Task to carry out -> In the material below, identify each line bearing the word "name". Reproduce those lines.

>> START Source records

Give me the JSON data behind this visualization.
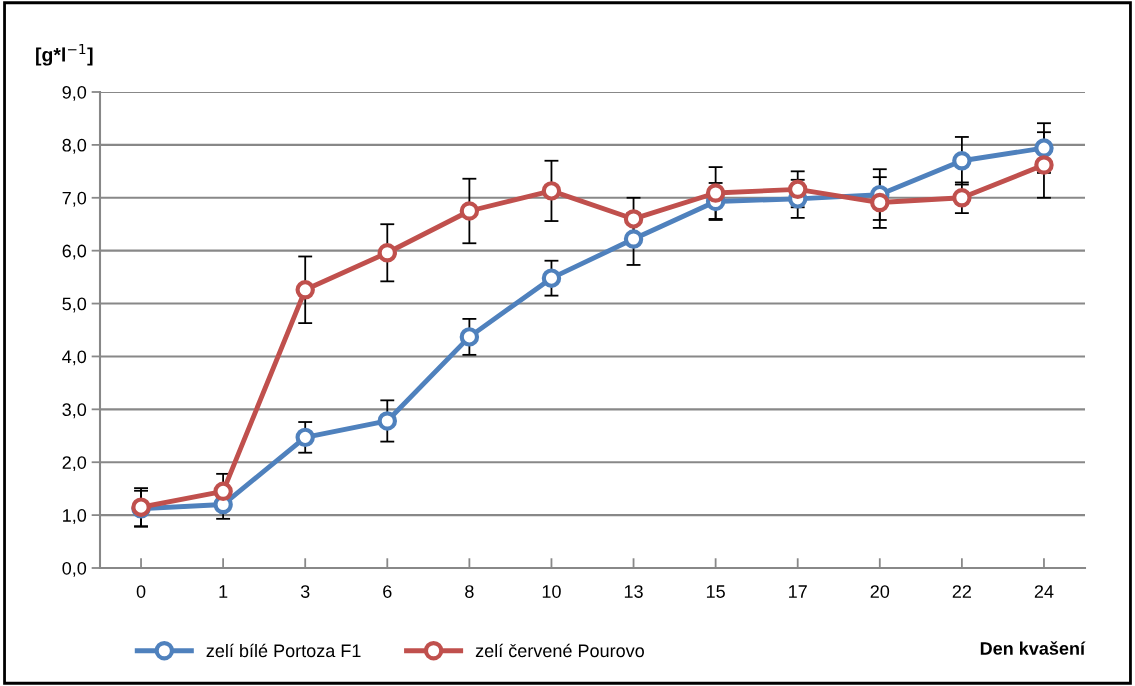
{
  "chart_data": {
    "type": "line",
    "ylabel": "[g*l$^{−1}$]",
    "xlabel": "Den kvašení",
    "categories": [
      "0",
      "1",
      "3",
      "6",
      "8",
      "10",
      "13",
      "15",
      "17",
      "20",
      "22",
      "24"
    ],
    "series": [
      {
        "name": "zelí bílé Portoza F1",
        "color": "#4f81bd",
        "values": [
          1.12,
          1.2,
          2.47,
          2.78,
          4.37,
          5.48,
          6.22,
          6.93,
          6.98,
          7.06,
          7.7,
          7.94
        ],
        "errors": [
          0.34,
          0.27,
          0.29,
          0.39,
          0.34,
          0.33,
          0.49,
          0.35,
          0.36,
          0.48,
          0.45,
          0.47
        ]
      },
      {
        "name": "zelí červené Pourovo",
        "color": "#c0504d",
        "values": [
          1.15,
          1.45,
          5.26,
          5.96,
          6.75,
          7.13,
          6.6,
          7.09,
          7.16,
          6.91,
          7.0,
          7.62
        ],
        "errors": [
          0.36,
          0.33,
          0.63,
          0.54,
          0.61,
          0.57,
          0.4,
          0.49,
          0.34,
          0.48,
          0.29,
          0.62
        ]
      }
    ],
    "ylim": [
      0,
      9
    ],
    "yticks": [
      {
        "value": 0,
        "label": "0,0"
      },
      {
        "value": 1,
        "label": "1,0"
      },
      {
        "value": 2,
        "label": "2,0"
      },
      {
        "value": 3,
        "label": "3,0"
      },
      {
        "value": 4,
        "label": "4,0"
      },
      {
        "value": 5,
        "label": "5,0"
      },
      {
        "value": 6,
        "label": "6,0"
      },
      {
        "value": 7,
        "label": "7,0"
      },
      {
        "value": 8,
        "label": "8,0"
      },
      {
        "value": 9,
        "label": "9,0"
      }
    ],
    "grid": "y",
    "legend": "bottom",
    "marker": "circle",
    "line_style": "solid"
  }
}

>> END Source records

Exercise response ->
        "name": "zelí bílé Portoza F1",
        "name": "zelí červené Pourovo",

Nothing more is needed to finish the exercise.